Dataset entries =

◆ ◆ ◆ ◆ ◆

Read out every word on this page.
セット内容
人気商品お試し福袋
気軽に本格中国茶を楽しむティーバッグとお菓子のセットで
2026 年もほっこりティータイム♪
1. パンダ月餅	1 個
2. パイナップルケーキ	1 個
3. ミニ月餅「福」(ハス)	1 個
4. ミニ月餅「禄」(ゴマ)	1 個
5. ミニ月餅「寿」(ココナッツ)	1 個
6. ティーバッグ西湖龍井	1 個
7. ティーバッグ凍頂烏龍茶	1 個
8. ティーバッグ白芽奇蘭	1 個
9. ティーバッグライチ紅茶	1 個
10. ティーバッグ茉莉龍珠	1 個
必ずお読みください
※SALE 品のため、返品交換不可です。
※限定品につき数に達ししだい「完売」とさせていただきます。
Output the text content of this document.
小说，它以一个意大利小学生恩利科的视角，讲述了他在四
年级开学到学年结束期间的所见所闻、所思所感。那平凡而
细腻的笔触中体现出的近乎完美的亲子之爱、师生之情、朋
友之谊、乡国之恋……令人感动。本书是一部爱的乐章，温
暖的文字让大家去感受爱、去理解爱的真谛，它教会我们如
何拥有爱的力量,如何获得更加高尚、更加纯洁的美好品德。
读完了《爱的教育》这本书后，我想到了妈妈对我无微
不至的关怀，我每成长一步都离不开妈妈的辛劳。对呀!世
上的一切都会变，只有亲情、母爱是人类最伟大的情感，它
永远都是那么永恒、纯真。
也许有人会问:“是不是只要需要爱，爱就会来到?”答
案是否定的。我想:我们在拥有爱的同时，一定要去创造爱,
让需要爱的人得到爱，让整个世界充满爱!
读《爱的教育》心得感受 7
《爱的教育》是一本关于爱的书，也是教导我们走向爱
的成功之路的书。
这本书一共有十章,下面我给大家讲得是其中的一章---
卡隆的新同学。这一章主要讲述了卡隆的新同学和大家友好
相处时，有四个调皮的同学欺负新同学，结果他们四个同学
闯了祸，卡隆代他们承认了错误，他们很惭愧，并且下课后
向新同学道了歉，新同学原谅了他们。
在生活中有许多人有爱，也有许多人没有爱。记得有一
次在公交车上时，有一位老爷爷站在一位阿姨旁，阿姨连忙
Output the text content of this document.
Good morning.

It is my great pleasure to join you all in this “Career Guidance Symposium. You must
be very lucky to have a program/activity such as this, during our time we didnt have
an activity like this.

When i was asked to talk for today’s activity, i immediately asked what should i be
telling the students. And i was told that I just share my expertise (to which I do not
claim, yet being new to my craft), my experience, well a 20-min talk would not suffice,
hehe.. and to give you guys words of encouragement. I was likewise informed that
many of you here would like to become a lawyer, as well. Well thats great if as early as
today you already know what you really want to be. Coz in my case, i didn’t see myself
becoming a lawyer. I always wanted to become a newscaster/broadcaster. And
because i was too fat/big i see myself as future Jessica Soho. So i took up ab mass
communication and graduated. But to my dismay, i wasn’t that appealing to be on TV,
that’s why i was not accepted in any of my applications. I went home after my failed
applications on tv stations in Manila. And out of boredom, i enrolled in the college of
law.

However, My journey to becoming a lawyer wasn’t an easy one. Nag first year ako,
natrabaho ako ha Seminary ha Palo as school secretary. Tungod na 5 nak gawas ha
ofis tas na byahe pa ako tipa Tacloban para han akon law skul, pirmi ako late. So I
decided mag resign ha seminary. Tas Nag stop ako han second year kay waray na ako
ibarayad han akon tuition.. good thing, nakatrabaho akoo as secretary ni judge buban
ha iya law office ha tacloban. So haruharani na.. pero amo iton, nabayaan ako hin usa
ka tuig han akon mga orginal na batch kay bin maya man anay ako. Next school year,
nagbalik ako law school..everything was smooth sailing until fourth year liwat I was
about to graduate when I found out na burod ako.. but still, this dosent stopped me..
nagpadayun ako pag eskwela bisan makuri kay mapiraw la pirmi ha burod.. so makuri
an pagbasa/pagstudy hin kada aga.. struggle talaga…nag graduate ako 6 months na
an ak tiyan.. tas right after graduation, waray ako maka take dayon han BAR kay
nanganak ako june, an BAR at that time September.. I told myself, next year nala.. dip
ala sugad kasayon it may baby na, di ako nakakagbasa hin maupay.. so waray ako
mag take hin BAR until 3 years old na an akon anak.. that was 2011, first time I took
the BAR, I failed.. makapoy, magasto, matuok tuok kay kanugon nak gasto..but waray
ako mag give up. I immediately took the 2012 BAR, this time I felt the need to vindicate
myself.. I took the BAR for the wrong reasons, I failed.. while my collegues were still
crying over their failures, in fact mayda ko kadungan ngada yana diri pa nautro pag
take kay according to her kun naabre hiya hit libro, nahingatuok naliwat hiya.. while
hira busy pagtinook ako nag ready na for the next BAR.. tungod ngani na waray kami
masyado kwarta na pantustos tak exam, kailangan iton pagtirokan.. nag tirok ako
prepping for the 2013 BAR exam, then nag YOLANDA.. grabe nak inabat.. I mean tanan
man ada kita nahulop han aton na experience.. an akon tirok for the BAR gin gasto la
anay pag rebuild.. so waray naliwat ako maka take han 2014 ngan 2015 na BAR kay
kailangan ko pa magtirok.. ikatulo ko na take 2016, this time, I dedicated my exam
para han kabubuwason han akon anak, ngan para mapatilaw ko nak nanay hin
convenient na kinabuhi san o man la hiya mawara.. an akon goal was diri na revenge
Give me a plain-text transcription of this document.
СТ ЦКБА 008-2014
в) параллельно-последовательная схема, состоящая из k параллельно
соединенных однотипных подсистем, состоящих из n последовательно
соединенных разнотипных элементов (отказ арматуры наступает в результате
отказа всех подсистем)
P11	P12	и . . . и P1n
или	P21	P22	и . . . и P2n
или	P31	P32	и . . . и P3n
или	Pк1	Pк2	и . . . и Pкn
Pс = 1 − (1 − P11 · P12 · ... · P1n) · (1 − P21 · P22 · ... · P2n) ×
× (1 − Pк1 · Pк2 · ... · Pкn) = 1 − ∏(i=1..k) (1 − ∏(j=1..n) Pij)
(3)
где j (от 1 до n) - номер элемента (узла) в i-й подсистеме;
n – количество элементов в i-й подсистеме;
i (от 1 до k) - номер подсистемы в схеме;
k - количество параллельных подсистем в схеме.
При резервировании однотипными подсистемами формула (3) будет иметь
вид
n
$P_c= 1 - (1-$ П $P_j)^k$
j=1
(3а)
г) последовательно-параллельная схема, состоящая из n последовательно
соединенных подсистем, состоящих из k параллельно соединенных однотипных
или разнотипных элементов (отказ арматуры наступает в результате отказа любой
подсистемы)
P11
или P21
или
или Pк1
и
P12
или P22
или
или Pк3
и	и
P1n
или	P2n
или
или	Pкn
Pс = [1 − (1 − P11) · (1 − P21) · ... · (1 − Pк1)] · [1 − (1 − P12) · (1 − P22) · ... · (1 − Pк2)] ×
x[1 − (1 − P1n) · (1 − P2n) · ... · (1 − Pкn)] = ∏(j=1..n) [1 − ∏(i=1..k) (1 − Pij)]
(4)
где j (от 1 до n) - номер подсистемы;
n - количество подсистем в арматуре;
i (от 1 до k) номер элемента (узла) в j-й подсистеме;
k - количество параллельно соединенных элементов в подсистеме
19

◆ ◆ ◆ ◆ ◆

Task instructions =
In the material above, how many lines hold the word "разнотипных"? Say only the number.

Finished exercise =
2